WHAT TO DO>
Wherever the string "OmiseGO" appears in the listing, copy that line.

Saved entries:
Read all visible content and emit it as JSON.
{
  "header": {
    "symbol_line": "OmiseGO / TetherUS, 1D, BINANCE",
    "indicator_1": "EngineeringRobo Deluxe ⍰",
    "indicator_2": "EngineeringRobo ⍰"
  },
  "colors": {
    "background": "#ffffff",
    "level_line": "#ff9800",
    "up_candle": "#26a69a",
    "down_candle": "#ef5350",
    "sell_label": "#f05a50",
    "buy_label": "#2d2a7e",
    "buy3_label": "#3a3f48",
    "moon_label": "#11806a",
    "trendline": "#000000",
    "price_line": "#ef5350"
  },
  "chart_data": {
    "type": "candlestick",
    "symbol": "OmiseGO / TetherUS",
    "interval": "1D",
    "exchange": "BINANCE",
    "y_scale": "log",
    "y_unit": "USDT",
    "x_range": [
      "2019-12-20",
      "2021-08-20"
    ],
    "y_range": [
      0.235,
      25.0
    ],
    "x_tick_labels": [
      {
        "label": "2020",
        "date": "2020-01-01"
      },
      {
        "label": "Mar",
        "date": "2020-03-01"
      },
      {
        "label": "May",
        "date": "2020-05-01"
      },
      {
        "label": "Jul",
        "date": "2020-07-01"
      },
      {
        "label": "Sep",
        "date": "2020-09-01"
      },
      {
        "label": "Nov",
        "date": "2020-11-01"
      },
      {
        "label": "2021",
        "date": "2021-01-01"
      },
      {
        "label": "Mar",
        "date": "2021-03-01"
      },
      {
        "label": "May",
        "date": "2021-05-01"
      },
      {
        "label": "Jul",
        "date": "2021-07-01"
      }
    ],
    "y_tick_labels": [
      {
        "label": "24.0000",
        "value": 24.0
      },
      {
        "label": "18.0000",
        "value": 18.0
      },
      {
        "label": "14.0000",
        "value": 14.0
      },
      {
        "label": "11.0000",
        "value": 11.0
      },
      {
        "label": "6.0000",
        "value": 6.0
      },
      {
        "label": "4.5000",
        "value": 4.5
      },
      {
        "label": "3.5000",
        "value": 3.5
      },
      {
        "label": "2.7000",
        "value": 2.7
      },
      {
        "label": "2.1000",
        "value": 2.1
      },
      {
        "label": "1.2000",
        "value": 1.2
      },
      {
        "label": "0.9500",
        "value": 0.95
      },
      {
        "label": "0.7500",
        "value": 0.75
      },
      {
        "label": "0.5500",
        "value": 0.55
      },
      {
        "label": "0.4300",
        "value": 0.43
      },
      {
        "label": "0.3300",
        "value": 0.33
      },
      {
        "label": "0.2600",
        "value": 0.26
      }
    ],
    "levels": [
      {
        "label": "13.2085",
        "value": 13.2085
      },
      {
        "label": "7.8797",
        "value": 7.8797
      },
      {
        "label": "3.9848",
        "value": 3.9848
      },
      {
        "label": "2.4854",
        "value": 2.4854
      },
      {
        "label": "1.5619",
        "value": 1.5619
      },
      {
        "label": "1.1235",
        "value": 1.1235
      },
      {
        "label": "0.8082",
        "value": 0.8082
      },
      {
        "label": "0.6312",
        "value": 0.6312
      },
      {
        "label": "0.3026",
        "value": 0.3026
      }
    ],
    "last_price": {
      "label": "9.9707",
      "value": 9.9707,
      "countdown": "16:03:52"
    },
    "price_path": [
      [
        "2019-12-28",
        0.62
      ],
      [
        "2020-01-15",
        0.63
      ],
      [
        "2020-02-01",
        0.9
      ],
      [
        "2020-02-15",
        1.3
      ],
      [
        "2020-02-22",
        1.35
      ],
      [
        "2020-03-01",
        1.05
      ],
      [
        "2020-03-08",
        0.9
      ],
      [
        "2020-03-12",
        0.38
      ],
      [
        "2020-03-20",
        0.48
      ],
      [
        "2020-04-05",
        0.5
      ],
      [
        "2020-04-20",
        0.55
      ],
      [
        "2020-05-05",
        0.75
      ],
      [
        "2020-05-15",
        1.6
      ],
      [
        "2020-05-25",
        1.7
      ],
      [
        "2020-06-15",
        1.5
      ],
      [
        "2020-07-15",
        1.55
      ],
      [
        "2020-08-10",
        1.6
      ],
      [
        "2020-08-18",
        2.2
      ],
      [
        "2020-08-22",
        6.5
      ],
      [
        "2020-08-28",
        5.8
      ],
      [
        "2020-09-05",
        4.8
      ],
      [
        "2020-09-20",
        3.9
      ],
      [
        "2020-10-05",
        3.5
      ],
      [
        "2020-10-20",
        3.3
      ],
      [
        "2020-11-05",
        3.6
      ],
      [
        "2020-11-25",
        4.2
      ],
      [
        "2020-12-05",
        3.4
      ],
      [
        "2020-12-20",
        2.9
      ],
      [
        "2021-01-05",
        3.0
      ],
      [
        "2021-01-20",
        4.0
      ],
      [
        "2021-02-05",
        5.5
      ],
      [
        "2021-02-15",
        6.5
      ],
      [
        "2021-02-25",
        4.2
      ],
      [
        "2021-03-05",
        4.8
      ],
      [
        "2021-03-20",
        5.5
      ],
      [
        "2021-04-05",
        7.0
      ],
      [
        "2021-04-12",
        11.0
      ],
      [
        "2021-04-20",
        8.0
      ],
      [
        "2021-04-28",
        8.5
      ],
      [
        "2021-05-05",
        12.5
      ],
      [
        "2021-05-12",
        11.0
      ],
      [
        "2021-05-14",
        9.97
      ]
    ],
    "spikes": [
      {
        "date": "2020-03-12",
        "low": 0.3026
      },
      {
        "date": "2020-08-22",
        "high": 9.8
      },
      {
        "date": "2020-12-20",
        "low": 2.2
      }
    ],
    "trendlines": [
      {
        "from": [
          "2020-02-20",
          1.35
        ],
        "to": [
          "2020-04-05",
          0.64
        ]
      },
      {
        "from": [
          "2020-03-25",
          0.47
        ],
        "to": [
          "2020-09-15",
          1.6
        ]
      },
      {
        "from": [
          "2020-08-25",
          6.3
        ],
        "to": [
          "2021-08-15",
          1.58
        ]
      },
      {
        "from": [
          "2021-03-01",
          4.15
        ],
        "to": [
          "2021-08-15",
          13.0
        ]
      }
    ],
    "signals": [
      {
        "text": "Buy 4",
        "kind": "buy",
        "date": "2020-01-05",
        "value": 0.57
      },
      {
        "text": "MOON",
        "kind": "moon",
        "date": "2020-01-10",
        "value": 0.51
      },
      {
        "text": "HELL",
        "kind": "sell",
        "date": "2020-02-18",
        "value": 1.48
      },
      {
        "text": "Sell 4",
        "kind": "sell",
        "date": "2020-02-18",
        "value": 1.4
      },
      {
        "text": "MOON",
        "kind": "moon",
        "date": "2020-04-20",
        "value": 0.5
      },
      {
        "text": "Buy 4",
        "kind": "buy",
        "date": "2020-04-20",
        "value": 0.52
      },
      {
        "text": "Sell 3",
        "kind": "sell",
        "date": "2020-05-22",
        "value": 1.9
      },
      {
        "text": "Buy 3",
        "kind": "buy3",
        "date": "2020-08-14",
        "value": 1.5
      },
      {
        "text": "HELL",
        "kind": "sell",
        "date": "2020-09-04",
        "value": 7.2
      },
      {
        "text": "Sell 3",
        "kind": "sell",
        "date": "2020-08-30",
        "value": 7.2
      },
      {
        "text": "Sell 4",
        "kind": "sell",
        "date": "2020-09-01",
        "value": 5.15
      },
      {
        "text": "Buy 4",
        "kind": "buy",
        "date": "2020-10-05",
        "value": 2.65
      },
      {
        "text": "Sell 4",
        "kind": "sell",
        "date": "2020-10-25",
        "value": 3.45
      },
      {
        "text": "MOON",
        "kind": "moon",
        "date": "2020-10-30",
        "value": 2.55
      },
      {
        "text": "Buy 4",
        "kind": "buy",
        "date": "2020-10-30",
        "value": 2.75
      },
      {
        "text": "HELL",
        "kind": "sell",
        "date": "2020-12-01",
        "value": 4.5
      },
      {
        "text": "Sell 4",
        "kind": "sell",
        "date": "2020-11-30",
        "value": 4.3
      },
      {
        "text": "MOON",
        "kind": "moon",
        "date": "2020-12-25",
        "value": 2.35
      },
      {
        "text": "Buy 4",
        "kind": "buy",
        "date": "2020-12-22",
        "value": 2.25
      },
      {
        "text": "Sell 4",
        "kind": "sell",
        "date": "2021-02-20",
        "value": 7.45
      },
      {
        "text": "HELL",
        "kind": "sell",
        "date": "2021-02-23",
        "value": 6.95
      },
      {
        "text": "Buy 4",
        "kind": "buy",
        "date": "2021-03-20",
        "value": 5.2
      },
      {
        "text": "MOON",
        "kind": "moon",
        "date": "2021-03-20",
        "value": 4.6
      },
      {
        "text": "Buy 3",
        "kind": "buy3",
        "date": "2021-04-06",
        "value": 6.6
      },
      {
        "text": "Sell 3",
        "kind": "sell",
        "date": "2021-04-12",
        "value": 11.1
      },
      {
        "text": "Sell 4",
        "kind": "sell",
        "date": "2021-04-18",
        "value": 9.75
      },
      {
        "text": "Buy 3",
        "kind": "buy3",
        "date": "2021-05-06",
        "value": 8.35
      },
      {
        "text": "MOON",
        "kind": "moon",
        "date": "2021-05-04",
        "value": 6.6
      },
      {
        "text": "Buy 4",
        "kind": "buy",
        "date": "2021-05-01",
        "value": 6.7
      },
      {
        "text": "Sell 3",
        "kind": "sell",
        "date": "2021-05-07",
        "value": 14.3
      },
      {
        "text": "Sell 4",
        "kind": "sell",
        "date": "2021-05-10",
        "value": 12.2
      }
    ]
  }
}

TASK OUTPUT>
    "symbol_line": "OmiseGO / TetherUS, 1D, BINANCE",
    "symbol": "OmiseGO / TetherUS",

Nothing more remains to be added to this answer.